» **GOAL OF THE EXERCISE**
Write out all of the entries below verbatim, line by line, without changing anything.

(Element and region data)
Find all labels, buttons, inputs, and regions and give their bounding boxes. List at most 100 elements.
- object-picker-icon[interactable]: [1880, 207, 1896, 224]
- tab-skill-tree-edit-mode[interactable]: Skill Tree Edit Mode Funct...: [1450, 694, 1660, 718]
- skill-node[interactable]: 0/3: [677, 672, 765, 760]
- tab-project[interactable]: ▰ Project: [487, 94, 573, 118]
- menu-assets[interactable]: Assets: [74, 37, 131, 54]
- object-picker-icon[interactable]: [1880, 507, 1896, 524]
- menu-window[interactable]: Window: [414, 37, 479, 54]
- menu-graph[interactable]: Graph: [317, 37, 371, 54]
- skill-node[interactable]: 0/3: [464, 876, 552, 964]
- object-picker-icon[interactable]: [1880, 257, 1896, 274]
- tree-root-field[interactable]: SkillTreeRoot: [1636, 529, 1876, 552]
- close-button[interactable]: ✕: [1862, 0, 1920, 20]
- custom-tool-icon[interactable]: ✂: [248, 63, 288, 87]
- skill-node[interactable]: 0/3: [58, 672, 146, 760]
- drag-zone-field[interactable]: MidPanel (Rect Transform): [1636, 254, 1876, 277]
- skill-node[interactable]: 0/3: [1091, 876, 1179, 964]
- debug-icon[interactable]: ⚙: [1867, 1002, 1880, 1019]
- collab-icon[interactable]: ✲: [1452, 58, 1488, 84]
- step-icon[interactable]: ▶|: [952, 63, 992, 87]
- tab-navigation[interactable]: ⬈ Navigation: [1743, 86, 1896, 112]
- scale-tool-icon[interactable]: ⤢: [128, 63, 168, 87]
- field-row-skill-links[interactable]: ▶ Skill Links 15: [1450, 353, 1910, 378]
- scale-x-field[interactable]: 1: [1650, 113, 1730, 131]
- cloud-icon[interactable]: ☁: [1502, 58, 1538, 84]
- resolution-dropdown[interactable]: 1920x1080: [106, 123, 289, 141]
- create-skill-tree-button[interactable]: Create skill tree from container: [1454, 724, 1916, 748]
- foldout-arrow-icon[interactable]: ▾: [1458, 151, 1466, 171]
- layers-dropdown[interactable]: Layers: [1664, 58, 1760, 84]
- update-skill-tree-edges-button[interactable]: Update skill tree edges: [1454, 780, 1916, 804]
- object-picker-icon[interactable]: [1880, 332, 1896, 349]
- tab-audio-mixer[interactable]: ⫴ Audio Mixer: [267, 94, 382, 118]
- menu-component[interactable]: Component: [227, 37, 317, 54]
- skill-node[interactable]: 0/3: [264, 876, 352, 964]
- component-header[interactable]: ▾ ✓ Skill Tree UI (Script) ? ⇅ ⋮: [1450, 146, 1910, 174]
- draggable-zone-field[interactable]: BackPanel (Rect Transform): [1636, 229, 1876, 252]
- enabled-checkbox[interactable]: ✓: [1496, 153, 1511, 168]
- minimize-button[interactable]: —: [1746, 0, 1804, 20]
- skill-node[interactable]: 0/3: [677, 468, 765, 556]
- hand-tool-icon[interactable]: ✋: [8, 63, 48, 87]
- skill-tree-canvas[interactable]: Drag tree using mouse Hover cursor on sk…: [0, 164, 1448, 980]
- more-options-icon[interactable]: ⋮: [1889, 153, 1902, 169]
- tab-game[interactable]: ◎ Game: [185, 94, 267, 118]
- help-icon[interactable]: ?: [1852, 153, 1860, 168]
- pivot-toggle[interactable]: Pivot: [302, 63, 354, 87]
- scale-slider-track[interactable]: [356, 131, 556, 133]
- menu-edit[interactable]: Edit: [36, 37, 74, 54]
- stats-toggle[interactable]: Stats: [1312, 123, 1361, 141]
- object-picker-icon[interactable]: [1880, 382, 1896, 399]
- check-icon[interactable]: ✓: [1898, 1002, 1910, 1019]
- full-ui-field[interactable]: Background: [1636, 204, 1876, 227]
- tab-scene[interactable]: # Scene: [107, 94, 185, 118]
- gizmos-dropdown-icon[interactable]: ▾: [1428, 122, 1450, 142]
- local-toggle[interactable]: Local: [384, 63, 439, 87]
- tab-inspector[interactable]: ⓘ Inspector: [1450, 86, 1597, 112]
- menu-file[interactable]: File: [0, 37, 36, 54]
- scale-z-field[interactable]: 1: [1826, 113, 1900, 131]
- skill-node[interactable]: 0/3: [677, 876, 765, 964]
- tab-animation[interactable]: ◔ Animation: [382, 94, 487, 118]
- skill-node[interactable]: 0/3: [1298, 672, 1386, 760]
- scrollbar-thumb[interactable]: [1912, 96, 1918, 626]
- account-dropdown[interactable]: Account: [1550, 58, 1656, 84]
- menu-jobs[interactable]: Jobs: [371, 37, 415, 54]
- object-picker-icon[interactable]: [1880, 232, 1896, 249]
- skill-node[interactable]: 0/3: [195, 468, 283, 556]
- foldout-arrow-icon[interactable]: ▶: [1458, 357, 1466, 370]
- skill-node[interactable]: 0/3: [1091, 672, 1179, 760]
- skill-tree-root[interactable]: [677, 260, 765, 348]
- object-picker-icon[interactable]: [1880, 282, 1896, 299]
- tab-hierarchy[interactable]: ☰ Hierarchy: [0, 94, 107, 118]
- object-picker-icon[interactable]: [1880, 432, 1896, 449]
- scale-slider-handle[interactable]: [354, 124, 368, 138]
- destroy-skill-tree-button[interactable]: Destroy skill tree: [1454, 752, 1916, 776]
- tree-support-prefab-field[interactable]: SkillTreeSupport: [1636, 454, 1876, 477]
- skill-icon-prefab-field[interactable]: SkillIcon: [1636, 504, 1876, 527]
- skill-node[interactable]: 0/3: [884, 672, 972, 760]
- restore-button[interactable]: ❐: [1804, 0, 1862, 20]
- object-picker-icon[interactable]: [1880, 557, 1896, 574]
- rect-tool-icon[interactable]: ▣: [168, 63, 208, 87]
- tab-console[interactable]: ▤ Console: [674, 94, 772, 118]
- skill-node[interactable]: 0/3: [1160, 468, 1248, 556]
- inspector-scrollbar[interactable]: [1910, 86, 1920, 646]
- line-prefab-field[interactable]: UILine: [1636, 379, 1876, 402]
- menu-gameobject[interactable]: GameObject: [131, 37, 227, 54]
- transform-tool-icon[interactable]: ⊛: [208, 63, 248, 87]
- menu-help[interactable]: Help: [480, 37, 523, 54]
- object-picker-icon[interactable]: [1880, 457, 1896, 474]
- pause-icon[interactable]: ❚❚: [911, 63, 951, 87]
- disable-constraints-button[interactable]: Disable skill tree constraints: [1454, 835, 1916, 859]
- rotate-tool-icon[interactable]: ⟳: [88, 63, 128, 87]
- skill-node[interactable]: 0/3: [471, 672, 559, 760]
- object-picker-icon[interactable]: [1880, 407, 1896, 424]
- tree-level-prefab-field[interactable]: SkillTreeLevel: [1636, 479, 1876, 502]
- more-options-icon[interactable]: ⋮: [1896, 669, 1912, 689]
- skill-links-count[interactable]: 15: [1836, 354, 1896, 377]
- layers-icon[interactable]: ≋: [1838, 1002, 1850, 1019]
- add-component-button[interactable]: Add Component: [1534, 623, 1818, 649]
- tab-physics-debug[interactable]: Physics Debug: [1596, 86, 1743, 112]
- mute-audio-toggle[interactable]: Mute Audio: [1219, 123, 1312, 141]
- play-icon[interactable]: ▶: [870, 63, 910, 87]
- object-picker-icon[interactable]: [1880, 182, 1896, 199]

» **ANSWER**
Find all labels, buttons, inputs, and regions and give their bounding boxes. List at most 100 elements.
- object-picker-icon[interactable]: [1880, 207, 1896, 224]
- tab-skill-tree-edit-mode[interactable]: Skill Tree Edit Mode Funct...: [1450, 694, 1660, 718]
- skill-node[interactable]: 0/3: [677, 672, 765, 760]
- tab-project[interactable]: ▰ Project: [487, 94, 573, 118]
- menu-assets[interactable]: Assets: [74, 37, 131, 54]
- object-picker-icon[interactable]: [1880, 507, 1896, 524]
- menu-window[interactable]: Window: [414, 37, 479, 54]
- menu-graph[interactable]: Graph: [317, 37, 371, 54]
- skill-node[interactable]: 0/3: [464, 876, 552, 964]
- object-picker-icon[interactable]: [1880, 257, 1896, 274]
- tree-root-field[interactable]: SkillTreeRoot: [1636, 529, 1876, 552]
- close-button[interactable]: ✕: [1862, 0, 1920, 20]
- custom-tool-icon[interactable]: ✂: [248, 63, 288, 87]
- skill-node[interactable]: 0/3: [58, 672, 146, 760]
- drag-zone-field[interactable]: MidPanel (Rect Transform): [1636, 254, 1876, 277]
- skill-node[interactable]: 0/3: [1091, 876, 1179, 964]
- debug-icon[interactable]: ⚙: [1867, 1002, 1880, 1019]
- collab-icon[interactable]: ✲: [1452, 58, 1488, 84]
- step-icon[interactable]: ▶|: [952, 63, 992, 87]
- tab-navigation[interactable]: ⬈ Navigation: [1743, 86, 1896, 112]
- scale-tool-icon[interactable]: ⤢: [128, 63, 168, 87]
- field-row-skill-links[interactable]: ▶ Skill Links 15: [1450, 353, 1910, 378]
- scale-x-field[interactable]: 1: [1650, 113, 1730, 131]
- cloud-icon[interactable]: ☁: [1502, 58, 1538, 84]
- resolution-dropdown[interactable]: 1920x1080: [106, 123, 289, 141]
- create-skill-tree-button[interactable]: Create skill tree from container: [1454, 724, 1916, 748]
- foldout-arrow-icon[interactable]: ▾: [1458, 151, 1466, 171]
- layers-dropdown[interactable]: Layers: [1664, 58, 1760, 84]
- update-skill-tree-edges-button[interactable]: Update skill tree edges: [1454, 780, 1916, 804]
- object-picker-icon[interactable]: [1880, 332, 1896, 349]
- tab-audio-mixer[interactable]: ⫴ Audio Mixer: [267, 94, 382, 118]
- menu-component[interactable]: Component: [227, 37, 317, 54]
- skill-node[interactable]: 0/3: [264, 876, 352, 964]
- component-header[interactable]: ▾ ✓ Skill Tree UI (Script) ? ⇅ ⋮: [1450, 146, 1910, 174]
- draggable-zone-field[interactable]: BackPanel (Rect Transform): [1636, 229, 1876, 252]
- enabled-checkbox[interactable]: ✓: [1496, 153, 1511, 168]
- minimize-button[interactable]: —: [1746, 0, 1804, 20]
- skill-node[interactable]: 0/3: [677, 468, 765, 556]
- hand-tool-icon[interactable]: ✋: [8, 63, 48, 87]
- skill-tree-canvas[interactable]: Drag tree using mouse Hover cursor on sk…: [0, 164, 1448, 980]
- more-options-icon[interactable]: ⋮: [1889, 153, 1902, 169]
- tab-game[interactable]: ◎ Game: [185, 94, 267, 118]
- help-icon[interactable]: ?: [1852, 153, 1860, 168]
- pivot-toggle[interactable]: Pivot: [302, 63, 354, 87]
- scale-slider-track[interactable]: [356, 131, 556, 133]
- menu-edit[interactable]: Edit: [36, 37, 74, 54]
- stats-toggle[interactable]: Stats: [1312, 123, 1361, 141]
- object-picker-icon[interactable]: [1880, 382, 1896, 399]
- check-icon[interactable]: ✓: [1898, 1002, 1910, 1019]
- full-ui-field[interactable]: Background: [1636, 204, 1876, 227]
- tab-scene[interactable]: # Scene: [107, 94, 185, 118]
- gizmos-dropdown-icon[interactable]: ▾: [1428, 122, 1450, 142]
- local-toggle[interactable]: Local: [384, 63, 439, 87]
- tab-inspector[interactable]: ⓘ Inspector: [1450, 86, 1597, 112]
- menu-file[interactable]: File: [0, 37, 36, 54]
- scale-z-field[interactable]: 1: [1826, 113, 1900, 131]
- skill-node[interactable]: 0/3: [677, 876, 765, 964]
- tab-animation[interactable]: ◔ Animation: [382, 94, 487, 118]
- skill-node[interactable]: 0/3: [1298, 672, 1386, 760]
- scrollbar-thumb[interactable]: [1912, 96, 1918, 626]
- account-dropdown[interactable]: Account: [1550, 58, 1656, 84]
- menu-jobs[interactable]: Jobs: [371, 37, 415, 54]
- object-picker-icon[interactable]: [1880, 232, 1896, 249]
- skill-node[interactable]: 0/3: [195, 468, 283, 556]
- foldout-arrow-icon[interactable]: ▶: [1458, 357, 1466, 370]
- skill-node[interactable]: 0/3: [1091, 672, 1179, 760]
- skill-tree-root[interactable]: [677, 260, 765, 348]
- object-picker-icon[interactable]: [1880, 282, 1896, 299]
- tab-hierarchy[interactable]: ☰ Hierarchy: [0, 94, 107, 118]
- object-picker-icon[interactable]: [1880, 432, 1896, 449]
- scale-slider-handle[interactable]: [354, 124, 368, 138]
- destroy-skill-tree-button[interactable]: Destroy skill tree: [1454, 752, 1916, 776]
- tree-support-prefab-field[interactable]: SkillTreeSupport: [1636, 454, 1876, 477]
- skill-icon-prefab-field[interactable]: SkillIcon: [1636, 504, 1876, 527]
- skill-node[interactable]: 0/3: [884, 672, 972, 760]
- restore-button[interactable]: ❐: [1804, 0, 1862, 20]
- object-picker-icon[interactable]: [1880, 557, 1896, 574]
- rect-tool-icon[interactable]: ▣: [168, 63, 208, 87]
- tab-console[interactable]: ▤ Console: [674, 94, 772, 118]
- skill-node[interactable]: 0/3: [1160, 468, 1248, 556]
- inspector-scrollbar[interactable]: [1910, 86, 1920, 646]
- line-prefab-field[interactable]: UILine: [1636, 379, 1876, 402]
- menu-gameobject[interactable]: GameObject: [131, 37, 227, 54]
- transform-tool-icon[interactable]: ⊛: [208, 63, 248, 87]
- menu-help[interactable]: Help: [480, 37, 523, 54]
- object-picker-icon[interactable]: [1880, 457, 1896, 474]
- pause-icon[interactable]: ❚❚: [911, 63, 951, 87]
- disable-constraints-button[interactable]: Disable skill tree constraints: [1454, 835, 1916, 859]
- rotate-tool-icon[interactable]: ⟳: [88, 63, 128, 87]
- skill-node[interactable]: 0/3: [471, 672, 559, 760]
- object-picker-icon[interactable]: [1880, 407, 1896, 424]
- tree-level-prefab-field[interactable]: SkillTreeLevel: [1636, 479, 1876, 502]
- more-options-icon[interactable]: ⋮: [1896, 669, 1912, 689]
- skill-links-count[interactable]: 15: [1836, 354, 1896, 377]
- layers-icon[interactable]: ≋: [1838, 1002, 1850, 1019]
- add-component-button[interactable]: Add Component: [1534, 623, 1818, 649]
- tab-physics-debug[interactable]: Physics Debug: [1596, 86, 1743, 112]
- mute-audio-toggle[interactable]: Mute Audio: [1219, 123, 1312, 141]
- play-icon[interactable]: ▶: [870, 63, 910, 87]
- object-picker-icon[interactable]: [1880, 182, 1896, 199]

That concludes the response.